Source data »
☆ ☆ ☆ ☆

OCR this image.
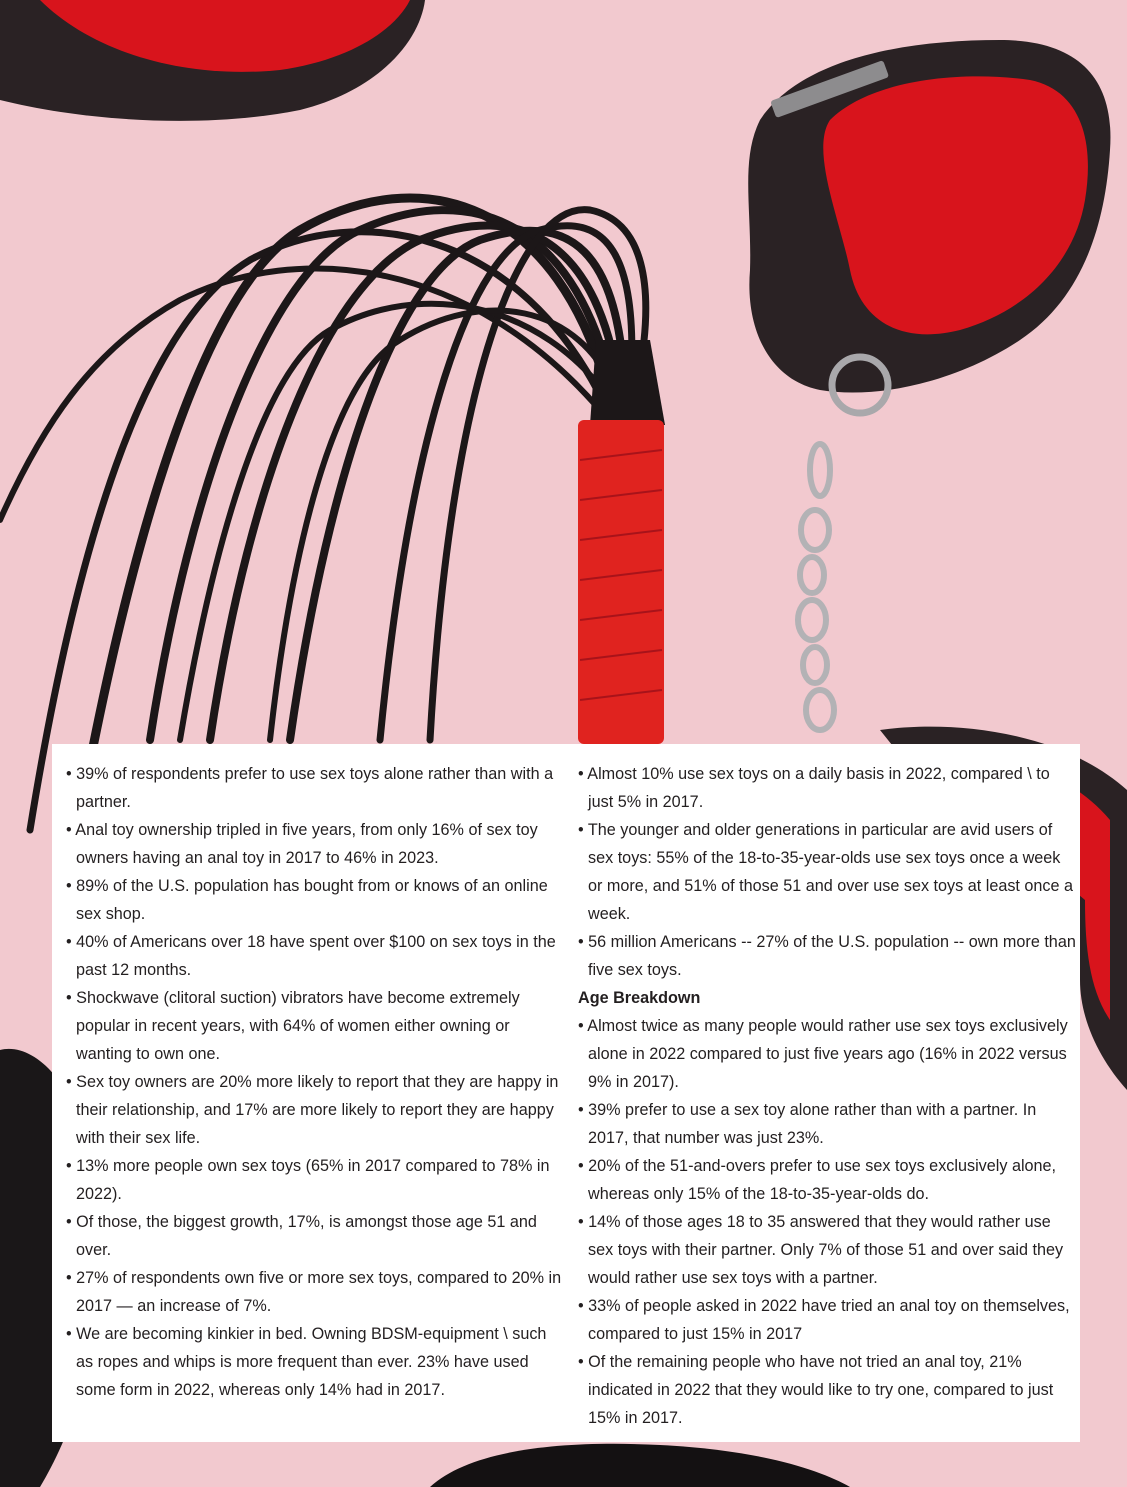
• 39% of respondents prefer to use sex toys alone rather than with a partner.

• Anal toy ownership tripled in five years, from only 16% of sex toy owners having an anal toy in 2017 to 46% in 2023.

• 89% of the U.S. population has bought from or knows of an online sex shop.

• 40% of Americans over 18 have spent over $100 on sex toys in the past 12 months.

• Shockwave (clitoral suction) vibrators have become extremely popular in recent years, with 64% of women either owning or wanting to own one.

• Sex toy owners are 20% more likely to report that they are happy in their relationship, and 17% are more likely to report they are happy with their sex life.

• 13% more people own sex toys (65% in 2017 compared to 78% in 2022).

• Of those, the biggest growth, 17%, is amongst those age 51 and over.

• 27% of respondents own five or more sex toys, compared to 20% in 2017 — an increase of 7%.

• We are becoming kinkier in bed. Owning BDSM-equipment \ such as ropes and whips is more frequent than ever. 23% have used some form in 2022, whereas only 14% had in 2017.

• Almost 10% use sex toys on a daily basis in 2022, compared \ to just 5% in 2017.

• The younger and older generations in particular are avid users of sex toys: 55% of the 18-to-35-year-olds use sex toys once a week or more, and 51% of those 51 and over use sex toys at least once a week.

• 56 million Americans -- 27% of the U.S. population -- own more than five sex toys.

Age Breakdown

• Almost twice as many people would rather use sex toys exclusively alone in 2022 compared to just five years ago (16% in 2022 versus 9% in 2017).

• 39% prefer to use a sex toy alone rather than with a partner. In 2017, that number was just 23%.

• 20% of the 51-and-overs prefer to use sex toys exclusively alone, whereas only 15% of the 18-to-35-year-olds do.

• 14% of those ages 18 to 35 answered that they would rather use sex toys with their partner. Only 7% of those 51 and over said they would rather use sex toys with a partner.

• 33% of people asked in 2022 have tried an anal toy on themselves, compared to just 15% in 2017

• Of the remaining people who have not tried an anal toy, 21% indicated in 2022 that they would like to try one, compared to just 15% in 2017.
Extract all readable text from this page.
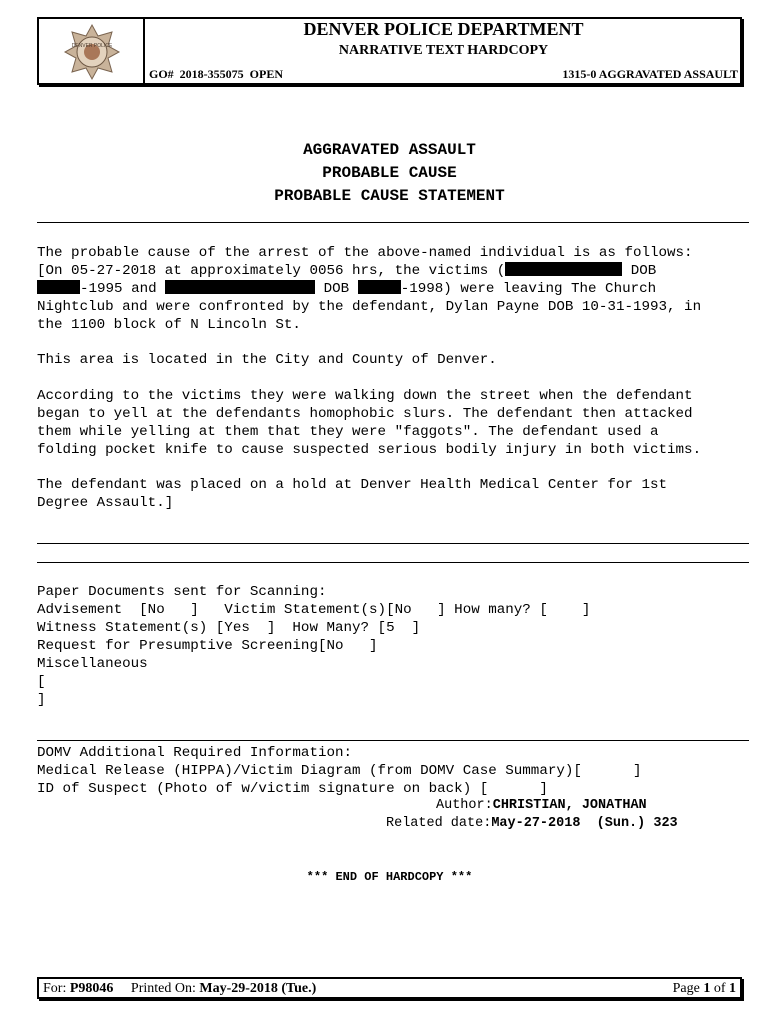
DENVER POLICE
DENVER POLICE DEPARTMENT
NARRATIVE TEXT HARDCOPY
GO# 2018-355075 OPEN	1315-0 AGGRAVATED ASSAULT
AGGRAVATED ASSAULT
PROBABLE CAUSE
PROBABLE CAUSE STATEMENT
The probable cause of the arrest of the above-named individual is as follows:
[On 05-27-2018 at approximately 0056 hrs, the victims (	DOB
-1995 and	DOB	-1998) were leaving The Church
Nightclub and were confronted by the defendant, Dylan Payne DOB 10-31-1993, in
the 1100 block of N Lincoln St.
This area is located in the City and County of Denver.
According to the victims they were walking down the street when the defendant
began to yell at the defendants homophobic slurs. The defendant then attacked
them while yelling at them that they were "faggots". The defendant used a
folding pocket knife to cause suspected serious bodily injury in both victims.
The defendant was placed on a hold at Denver Health Medical Center for 1st
Degree Assault.]
Paper Documents sent for Scanning:
Advisement  [No   ]   Victim Statement(s)[No   ] How many? [    ]
Witness Statement(s) [Yes  ]  How Many? [5  ]
Request for Presumptive Screening[No   ]
Miscellaneous
[
]
DOMV Additional Required Information:
Medical Release (HIPPA)/Victim Diagram (from DOMV Case Summary)[      ]
ID of Suspect (Photo of w/victim signature on back) [      ]
Author:CHRISTIAN, JONATHAN
Related date:May-27-2018  (Sun.) 323
*** END OF HARDCOPY ***
For: P98046 Printed On: May-29-2018 (Tue.)	Page 1 of 1
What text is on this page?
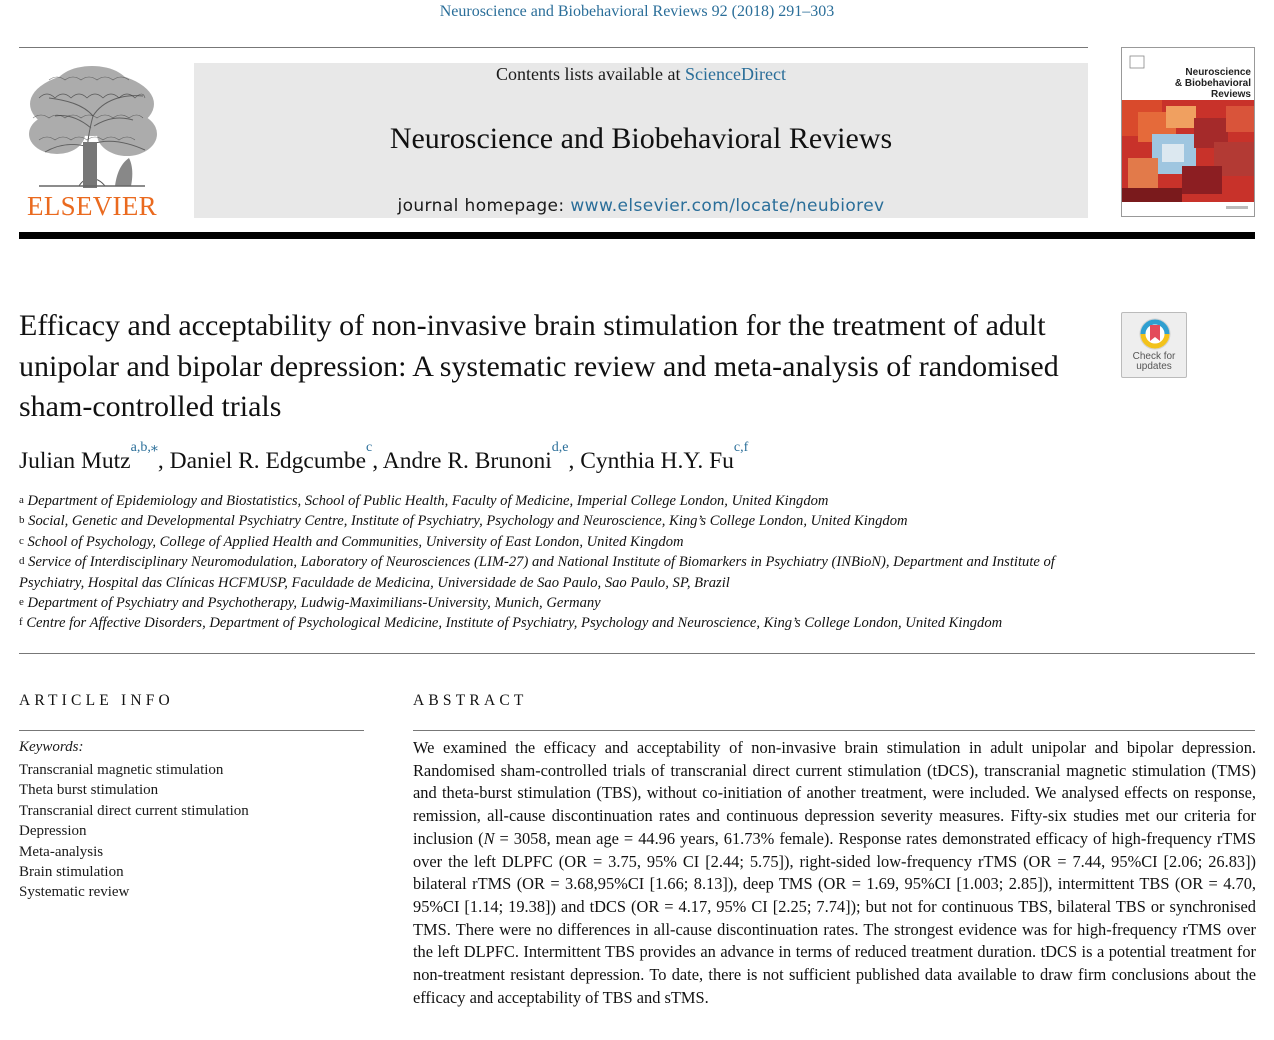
Neuroscience and Biobehavioral Reviews 92 (2018) 291–303
ELSEVIER
Contents lists available at ScienceDirect
Neuroscience and Biobehavioral Reviews
journal homepage: www.elsevier.com/locate/neubiorev
Neuroscience
& Biobehavioral
Reviews
Efficacy and acceptability of non-invasive brain stimulation for the treatment of adult unipolar and bipolar depression: A systematic review and meta-analysis of randomised sham-controlled trials
Check for
updates
Julian Mutz$^{a,b,⁎}$, Daniel R. Edgcumbe$^c$, Andre R. Brunoni$^{d,e}$, Cynthia H.Y. Fu$^{c,f}$
$^a$ Department of Epidemiology and Biostatistics, School of Public Health, Faculty of Medicine, Imperial College London, United Kingdom
$^b$ Social, Genetic and Developmental Psychiatry Centre, Institute of Psychiatry, Psychology and Neuroscience, King’s College London, United Kingdom
$^c$ School of Psychology, College of Applied Health and Communities, University of East London, United Kingdom
$^d$ Service of Interdisciplinary Neuromodulation, Laboratory of Neurosciences (LIM-27) and National Institute of Biomarkers in Psychiatry (INBioN), Department and Institute of Psychiatry, Hospital das Clínicas HCFMUSP, Faculdade de Medicina, Universidade de Sao Paulo, Sao Paulo, SP, Brazil
$^e$ Department of Psychiatry and Psychotherapy, Ludwig-Maximilians-University, Munich, Germany
$^f$ Centre for Affective Disorders, Department of Psychological Medicine, Institute of Psychiatry, Psychology and Neuroscience, King’s College London, United Kingdom
ARTICLE INFO
Keywords:
Transcranial magnetic stimulation
Theta burst stimulation
Transcranial direct current stimulation
Depression
Meta-analysis
Brain stimulation
Systematic review
ABSTRACT

We examined the efficacy and acceptability of non-invasive brain stimulation in adult unipolar and bipolar depression. Randomised sham-controlled trials of transcranial direct current stimulation (tDCS), transcranial magnetic stimulation (TMS) and theta-burst stimulation (TBS), without co-initiation of another treatment, were included. We analysed effects on response, remission, all-cause discontinuation rates and continuous depression severity measures. Fifty-six studies met our criteria for inclusion (N = 3058, mean age = 44.96 years, 61.73% female). Response rates demonstrated efficacy of high-frequency rTMS over the left DLPFC (OR = 3.75, 95% CI [2.44; 5.75]), right-sided low-frequency rTMS (OR = 7.44, 95%CI [2.06; 26.83]) bilateral rTMS (OR = 3.68,95%CI [1.66; 8.13]), deep TMS (OR = 1.69, 95%CI [1.003; 2.85]), intermittent TBS (OR = 4.70, 95%CI [1.14; 19.38]) and tDCS (OR = 4.17, 95% CI [2.25; 7.74]); but not for continuous TBS, bilateral TBS or synchronised TMS. There were no differences in all-cause discontinuation rates. The strongest evidence was for high-frequency rTMS over the left DLPFC. Intermittent TBS provides an advance in terms of reduced treatment duration. tDCS is a potential treatment for non-treatment resistant depression. To date, there is not sufficient published data available to draw firm conclusions about the efficacy and acceptability of TBS and sTMS.
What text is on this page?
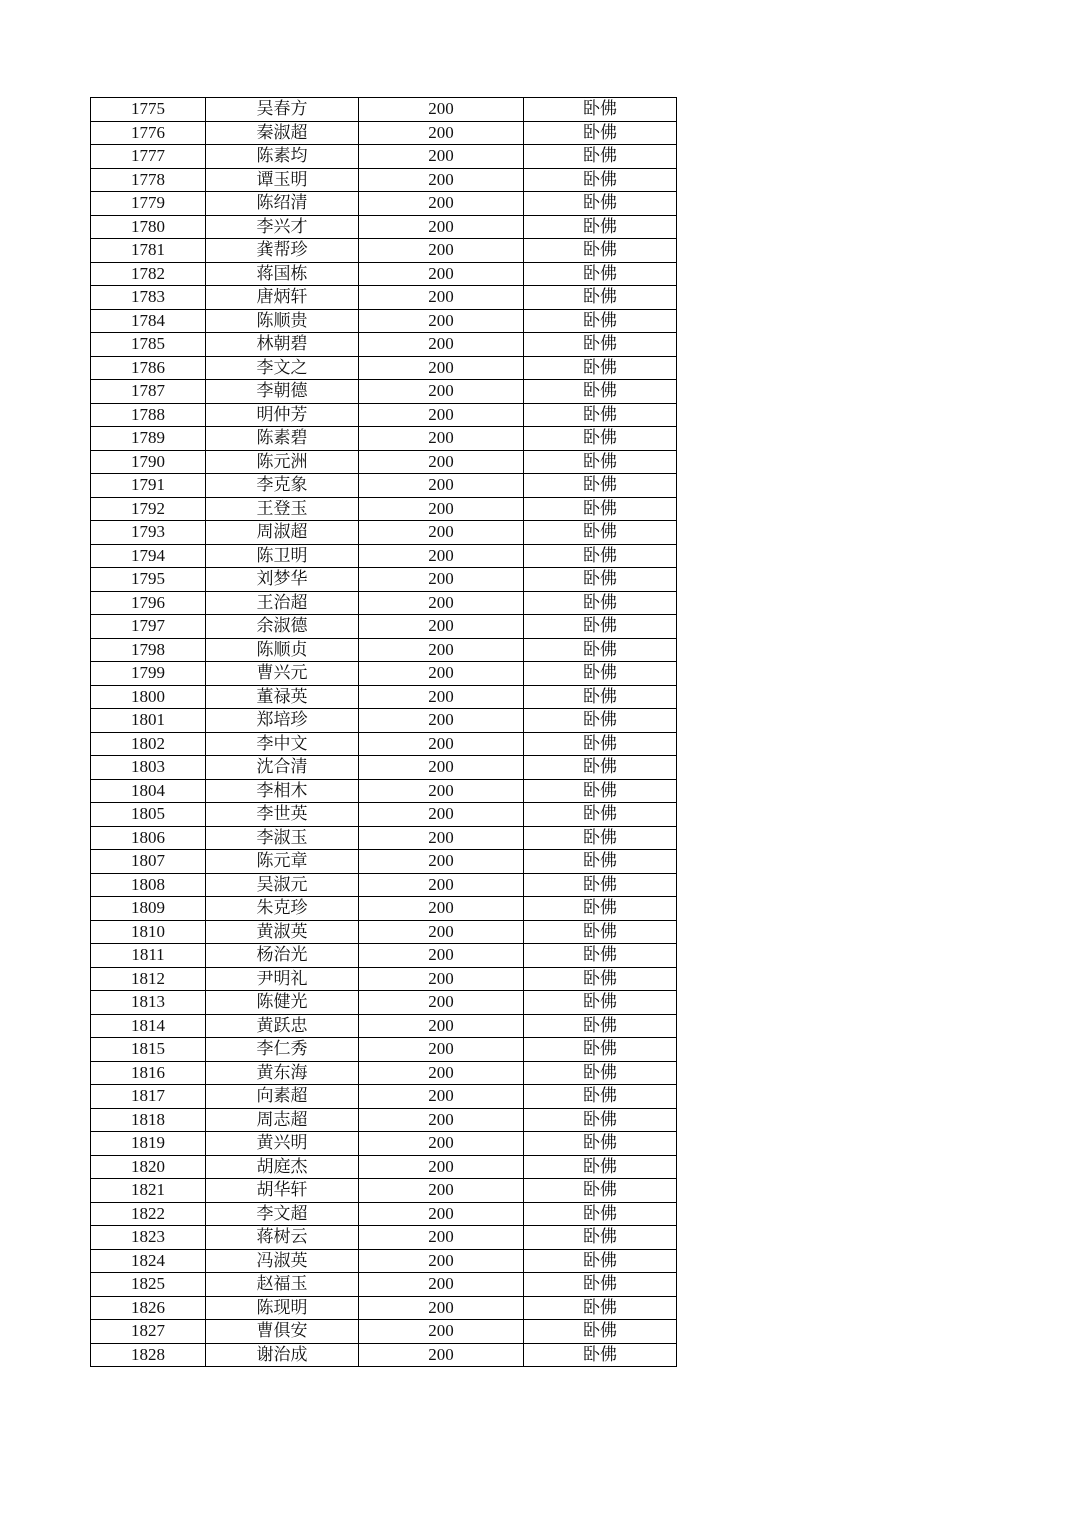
1775	吴春方	200	卧佛
1776	秦淑超	200	卧佛
1777	陈素均	200	卧佛
1778	谭玉明	200	卧佛
1779	陈绍清	200	卧佛
1780	李兴才	200	卧佛
1781	龚帮珍	200	卧佛
1782	蒋国栋	200	卧佛
1783	唐炳轩	200	卧佛
1784	陈顺贵	200	卧佛
1785	林朝碧	200	卧佛
1786	李文之	200	卧佛
1787	李朝德	200	卧佛
1788	明仲芳	200	卧佛
1789	陈素碧	200	卧佛
1790	陈元洲	200	卧佛
1791	李克象	200	卧佛
1792	王登玉	200	卧佛
1793	周淑超	200	卧佛
1794	陈卫明	200	卧佛
1795	刘梦华	200	卧佛
1796	王治超	200	卧佛
1797	余淑德	200	卧佛
1798	陈顺贞	200	卧佛
1799	曹兴元	200	卧佛
1800	董禄英	200	卧佛
1801	郑培珍	200	卧佛
1802	李中文	200	卧佛
1803	沈合清	200	卧佛
1804	李相木	200	卧佛
1805	李世英	200	卧佛
1806	李淑玉	200	卧佛
1807	陈元章	200	卧佛
1808	吴淑元	200	卧佛
1809	朱克珍	200	卧佛
1810	黄淑英	200	卧佛
1811	杨治光	200	卧佛
1812	尹明礼	200	卧佛
1813	陈健光	200	卧佛
1814	黄跃忠	200	卧佛
1815	李仁秀	200	卧佛
1816	黄东海	200	卧佛
1817	向素超	200	卧佛
1818	周志超	200	卧佛
1819	黄兴明	200	卧佛
1820	胡庭杰	200	卧佛
1821	胡华轩	200	卧佛
1822	李文超	200	卧佛
1823	蒋树云	200	卧佛
1824	冯淑英	200	卧佛
1825	赵福玉	200	卧佛
1826	陈现明	200	卧佛
1827	曹俱安	200	卧佛
1828	谢治成	200	卧佛
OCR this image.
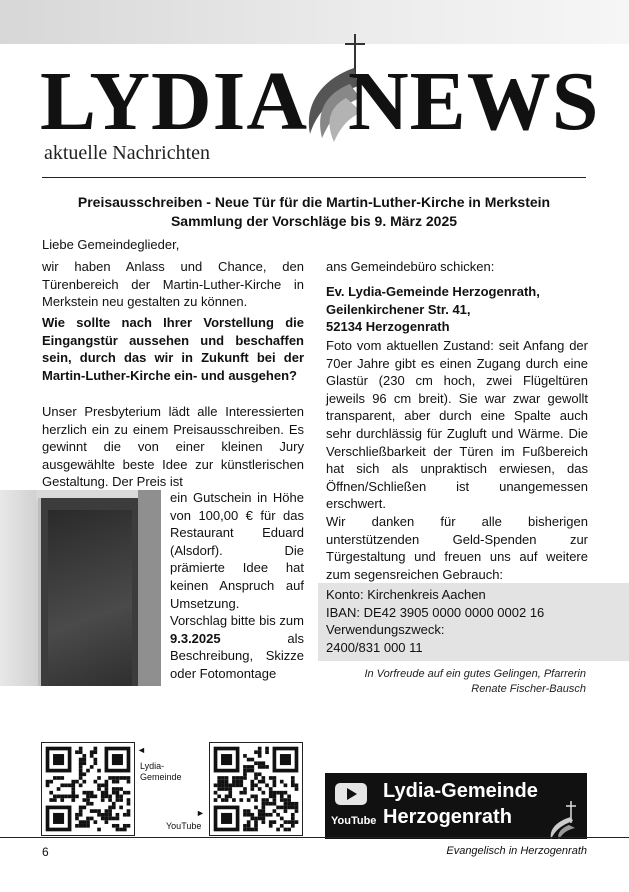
LYDIA NEWS
aktuelle Nachrichten
Preisausschreiben - Neue Tür für die Martin-Luther-Kirche in Merkstein
Sammlung der Vorschläge bis 9. März 2025
Liebe Gemeindeglieder,
wir haben Anlass und Chance, den Türenbereich der Martin-Luther-Kirche in Merkstein neu gestalten zu können.
Wie sollte nach Ihrer Vorstellung die Eingangstür aussehen und beschaffen sein, durch das wir in Zukunft bei der Martin-Luther-Kirche ein- und ausgehen?
Unser Presbyterium lädt alle Interessierten herzlich ein zu einem Preisausschreiben. Es gewinnt die von einer kleinen Jury ausgewählte beste Idee zur künstlerischen Gestaltung. Der Preis ist
ein Gutschein in Höhe von 100,00 € für das Restaurant Eduard (Alsdorf). Die prämierte Idee hat keinen Anspruch auf Umsetzung.
Vorschlag bitte bis zum 9.3.2025 als Beschreibung, Skizze oder Fotomontage
ans Gemeindebüro schicken:
Ev. Lydia-Gemeinde Herzogenrath,
Geilenkirchener Str. 41,
52134 Herzogenrath
Foto vom aktuellen Zustand: seit Anfang der 70er Jahre gibt es einen Zugang durch eine Glastür (230 cm hoch, zwei Flügeltüren jeweils 96 cm breit). Sie war zwar gewollt transparent, aber durch eine Spalte auch sehr durchlässig für Zugluft und Wärme. Die Verschließbarkeit der Türen im Fußbereich hat sich als unpraktisch erwiesen, das Öffnen/Schließen ist unangemessen erschwert.
Wir danken für alle bisherigen unterstützenden Geld-Spenden zur Türgestaltung und freuen uns auf weitere zum segensreichen Gebrauch:
Konto: Kirchenkreis Aachen
IBAN: DE42 3905 0000 0000 0002 16
Verwendungszweck:
2400/831 000 11
In Vorfreude auf ein gutes Gelingen, Pfarrerin
Renate Fischer-Bausch
◄
Lydia-
Gemeinde
►
YouTube	YouTube
Lydia-Gemeinde
Herzogenrath
6	Evangelisch in Herzogenrath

☆ ☆ ☆ ☆

Aim of the task » From the data above, pick out each line containing "United" and copy it.

Solution to this problem »
$^a$ Department of Epidemiology and Biostatistics, School of Public Health, Faculty of Medicine, Imperial College London, United Kingdom
$^b$ Social, Genetic and Developmental Psychiatry Centre, Institute of Psychiatry, Psychology and Neuroscience, King’s College London, United Kingdom
$^c$ School of Psychology, College of Applied Health and Communities, University of East London, United Kingdom
$^f$ Centre for Affective Disorders, Department of Psychological Medicine, Institute of Psychiatry, Psychology and Neuroscience, King’s College London, United Kingdom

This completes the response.